* [PROVIDED DATA]
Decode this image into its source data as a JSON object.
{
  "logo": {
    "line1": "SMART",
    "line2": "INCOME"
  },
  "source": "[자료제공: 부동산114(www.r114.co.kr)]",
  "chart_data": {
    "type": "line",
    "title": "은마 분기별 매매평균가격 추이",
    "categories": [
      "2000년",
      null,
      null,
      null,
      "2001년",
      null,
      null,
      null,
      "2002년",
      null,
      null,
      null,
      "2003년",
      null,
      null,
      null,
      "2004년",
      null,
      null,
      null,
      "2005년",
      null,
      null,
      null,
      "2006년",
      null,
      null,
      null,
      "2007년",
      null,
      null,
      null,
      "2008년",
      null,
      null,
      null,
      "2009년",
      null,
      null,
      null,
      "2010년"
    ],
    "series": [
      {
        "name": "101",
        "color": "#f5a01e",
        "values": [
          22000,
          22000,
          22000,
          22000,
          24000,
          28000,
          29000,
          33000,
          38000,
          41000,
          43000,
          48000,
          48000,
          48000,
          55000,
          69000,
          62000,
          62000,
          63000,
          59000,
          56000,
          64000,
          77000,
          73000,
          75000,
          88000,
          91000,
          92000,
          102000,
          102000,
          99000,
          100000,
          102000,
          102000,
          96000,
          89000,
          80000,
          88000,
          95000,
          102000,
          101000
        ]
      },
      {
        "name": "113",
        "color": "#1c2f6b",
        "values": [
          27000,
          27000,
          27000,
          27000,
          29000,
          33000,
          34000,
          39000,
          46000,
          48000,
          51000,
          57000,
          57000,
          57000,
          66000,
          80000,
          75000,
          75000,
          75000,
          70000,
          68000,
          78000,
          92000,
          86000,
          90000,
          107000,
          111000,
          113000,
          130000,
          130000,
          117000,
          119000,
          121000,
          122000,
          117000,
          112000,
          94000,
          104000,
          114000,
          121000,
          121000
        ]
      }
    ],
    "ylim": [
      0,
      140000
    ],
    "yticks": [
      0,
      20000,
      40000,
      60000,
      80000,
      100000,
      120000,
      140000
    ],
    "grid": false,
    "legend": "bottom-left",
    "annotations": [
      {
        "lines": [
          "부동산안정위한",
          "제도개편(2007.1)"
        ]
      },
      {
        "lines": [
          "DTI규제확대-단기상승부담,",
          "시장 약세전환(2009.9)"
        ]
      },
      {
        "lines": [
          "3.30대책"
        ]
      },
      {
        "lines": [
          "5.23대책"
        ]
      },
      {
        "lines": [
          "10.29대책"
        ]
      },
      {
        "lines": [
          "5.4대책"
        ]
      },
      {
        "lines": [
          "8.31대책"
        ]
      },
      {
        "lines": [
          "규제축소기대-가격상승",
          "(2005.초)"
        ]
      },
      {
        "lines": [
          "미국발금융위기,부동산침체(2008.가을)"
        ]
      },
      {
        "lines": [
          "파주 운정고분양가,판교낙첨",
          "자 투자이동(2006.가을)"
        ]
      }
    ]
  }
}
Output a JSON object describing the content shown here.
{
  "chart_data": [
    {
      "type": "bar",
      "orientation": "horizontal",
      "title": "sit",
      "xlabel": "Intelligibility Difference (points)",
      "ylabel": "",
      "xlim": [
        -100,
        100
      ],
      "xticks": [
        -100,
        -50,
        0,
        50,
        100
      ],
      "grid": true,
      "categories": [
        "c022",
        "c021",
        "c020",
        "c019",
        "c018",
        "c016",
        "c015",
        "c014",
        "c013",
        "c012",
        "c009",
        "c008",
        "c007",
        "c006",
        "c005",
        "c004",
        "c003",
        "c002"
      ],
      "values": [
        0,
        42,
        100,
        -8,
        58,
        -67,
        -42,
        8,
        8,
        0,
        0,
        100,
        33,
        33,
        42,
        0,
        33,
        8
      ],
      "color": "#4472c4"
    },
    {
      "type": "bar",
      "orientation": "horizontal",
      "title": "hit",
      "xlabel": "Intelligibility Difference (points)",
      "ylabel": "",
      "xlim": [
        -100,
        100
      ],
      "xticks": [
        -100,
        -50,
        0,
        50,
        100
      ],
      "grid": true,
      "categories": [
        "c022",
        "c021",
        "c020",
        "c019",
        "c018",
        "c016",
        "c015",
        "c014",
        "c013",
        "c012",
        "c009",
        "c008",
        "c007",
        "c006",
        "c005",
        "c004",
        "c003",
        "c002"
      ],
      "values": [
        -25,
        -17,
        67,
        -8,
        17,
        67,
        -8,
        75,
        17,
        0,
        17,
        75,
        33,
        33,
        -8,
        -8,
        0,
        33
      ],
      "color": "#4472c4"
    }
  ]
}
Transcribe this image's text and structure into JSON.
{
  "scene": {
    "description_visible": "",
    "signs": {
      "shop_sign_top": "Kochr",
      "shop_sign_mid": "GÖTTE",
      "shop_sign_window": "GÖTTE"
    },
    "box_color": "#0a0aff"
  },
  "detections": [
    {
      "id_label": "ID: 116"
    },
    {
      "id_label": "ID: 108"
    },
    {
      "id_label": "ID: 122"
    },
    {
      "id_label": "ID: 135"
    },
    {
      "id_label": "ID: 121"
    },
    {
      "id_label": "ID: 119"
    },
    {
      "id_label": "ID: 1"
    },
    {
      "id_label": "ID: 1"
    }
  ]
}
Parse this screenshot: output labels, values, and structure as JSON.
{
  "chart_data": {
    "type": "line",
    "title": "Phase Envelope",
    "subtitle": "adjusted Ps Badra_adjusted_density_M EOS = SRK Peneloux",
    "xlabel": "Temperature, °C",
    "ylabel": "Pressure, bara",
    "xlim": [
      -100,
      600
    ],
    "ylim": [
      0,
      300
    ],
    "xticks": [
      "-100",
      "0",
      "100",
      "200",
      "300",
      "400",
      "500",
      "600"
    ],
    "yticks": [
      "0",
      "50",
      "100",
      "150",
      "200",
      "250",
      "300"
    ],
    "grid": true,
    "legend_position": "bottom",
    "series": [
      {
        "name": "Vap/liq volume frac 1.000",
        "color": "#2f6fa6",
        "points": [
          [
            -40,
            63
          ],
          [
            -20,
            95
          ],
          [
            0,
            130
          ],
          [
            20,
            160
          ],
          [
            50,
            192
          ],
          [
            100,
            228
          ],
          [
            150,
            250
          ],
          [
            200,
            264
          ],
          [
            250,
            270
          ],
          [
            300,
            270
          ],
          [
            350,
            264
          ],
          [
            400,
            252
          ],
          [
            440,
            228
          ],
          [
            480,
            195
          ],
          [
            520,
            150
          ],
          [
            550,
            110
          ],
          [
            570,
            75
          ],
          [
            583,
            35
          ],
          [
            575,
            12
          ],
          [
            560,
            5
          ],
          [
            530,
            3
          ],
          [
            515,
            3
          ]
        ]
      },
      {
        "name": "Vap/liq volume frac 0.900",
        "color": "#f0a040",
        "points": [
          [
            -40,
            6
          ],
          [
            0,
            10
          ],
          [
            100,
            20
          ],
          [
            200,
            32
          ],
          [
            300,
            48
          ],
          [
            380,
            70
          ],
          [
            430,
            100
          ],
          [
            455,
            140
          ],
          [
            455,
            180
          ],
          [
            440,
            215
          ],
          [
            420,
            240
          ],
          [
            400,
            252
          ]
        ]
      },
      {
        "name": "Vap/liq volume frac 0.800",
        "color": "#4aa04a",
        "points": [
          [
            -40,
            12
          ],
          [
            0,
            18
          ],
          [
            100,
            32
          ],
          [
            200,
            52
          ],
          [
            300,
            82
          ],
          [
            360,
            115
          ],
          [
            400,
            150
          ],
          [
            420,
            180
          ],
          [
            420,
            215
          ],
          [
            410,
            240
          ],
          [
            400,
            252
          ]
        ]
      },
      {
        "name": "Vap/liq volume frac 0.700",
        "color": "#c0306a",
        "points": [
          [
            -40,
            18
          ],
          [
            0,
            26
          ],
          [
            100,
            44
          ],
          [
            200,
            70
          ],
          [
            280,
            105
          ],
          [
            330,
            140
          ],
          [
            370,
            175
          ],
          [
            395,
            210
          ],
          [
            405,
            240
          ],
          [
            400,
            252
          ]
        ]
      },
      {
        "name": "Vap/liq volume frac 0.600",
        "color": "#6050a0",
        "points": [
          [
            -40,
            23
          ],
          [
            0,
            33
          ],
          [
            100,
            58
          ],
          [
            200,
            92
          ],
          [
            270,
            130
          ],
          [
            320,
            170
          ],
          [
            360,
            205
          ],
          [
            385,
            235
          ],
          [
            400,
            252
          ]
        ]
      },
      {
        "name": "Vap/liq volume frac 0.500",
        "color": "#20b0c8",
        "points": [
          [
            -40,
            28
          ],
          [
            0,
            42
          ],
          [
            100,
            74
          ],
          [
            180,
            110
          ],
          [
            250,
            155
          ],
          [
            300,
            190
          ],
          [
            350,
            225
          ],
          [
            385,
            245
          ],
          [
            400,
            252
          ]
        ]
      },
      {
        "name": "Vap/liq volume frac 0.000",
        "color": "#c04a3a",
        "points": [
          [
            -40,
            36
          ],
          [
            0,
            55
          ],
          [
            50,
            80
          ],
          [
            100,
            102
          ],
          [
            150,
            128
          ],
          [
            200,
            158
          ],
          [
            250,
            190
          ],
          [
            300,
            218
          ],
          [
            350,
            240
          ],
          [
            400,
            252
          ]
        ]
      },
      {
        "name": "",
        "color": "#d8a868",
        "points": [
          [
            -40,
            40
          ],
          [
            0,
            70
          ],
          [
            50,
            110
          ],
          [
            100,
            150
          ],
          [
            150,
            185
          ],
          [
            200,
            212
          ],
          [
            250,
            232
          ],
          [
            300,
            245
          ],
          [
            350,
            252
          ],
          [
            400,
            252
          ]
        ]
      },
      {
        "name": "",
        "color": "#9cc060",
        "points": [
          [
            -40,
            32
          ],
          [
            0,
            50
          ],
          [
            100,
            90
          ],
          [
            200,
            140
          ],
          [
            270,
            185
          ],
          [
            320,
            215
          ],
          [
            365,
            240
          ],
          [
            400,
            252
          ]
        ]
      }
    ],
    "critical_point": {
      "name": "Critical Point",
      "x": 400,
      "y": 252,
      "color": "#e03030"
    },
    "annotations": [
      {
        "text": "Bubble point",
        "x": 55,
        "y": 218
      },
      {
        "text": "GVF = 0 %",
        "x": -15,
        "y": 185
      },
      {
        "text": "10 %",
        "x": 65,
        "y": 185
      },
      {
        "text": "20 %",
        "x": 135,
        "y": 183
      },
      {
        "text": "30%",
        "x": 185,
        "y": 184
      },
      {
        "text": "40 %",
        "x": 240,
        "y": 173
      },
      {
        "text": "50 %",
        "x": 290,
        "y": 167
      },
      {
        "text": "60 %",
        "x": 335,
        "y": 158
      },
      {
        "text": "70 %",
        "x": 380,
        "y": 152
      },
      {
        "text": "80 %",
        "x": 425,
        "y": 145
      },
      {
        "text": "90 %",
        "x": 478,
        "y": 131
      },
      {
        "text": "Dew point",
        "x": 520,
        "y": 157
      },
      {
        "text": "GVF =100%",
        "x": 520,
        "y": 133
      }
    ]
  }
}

* [AIM] Which lines hold the string "this"? List them all.

* [CORRECT ANSWER]
Decode this image into its source data as a JSON object.
Transcribe this image's text and structure into JSON.
Parse this screenshot: output labels, values, and structure as JSON.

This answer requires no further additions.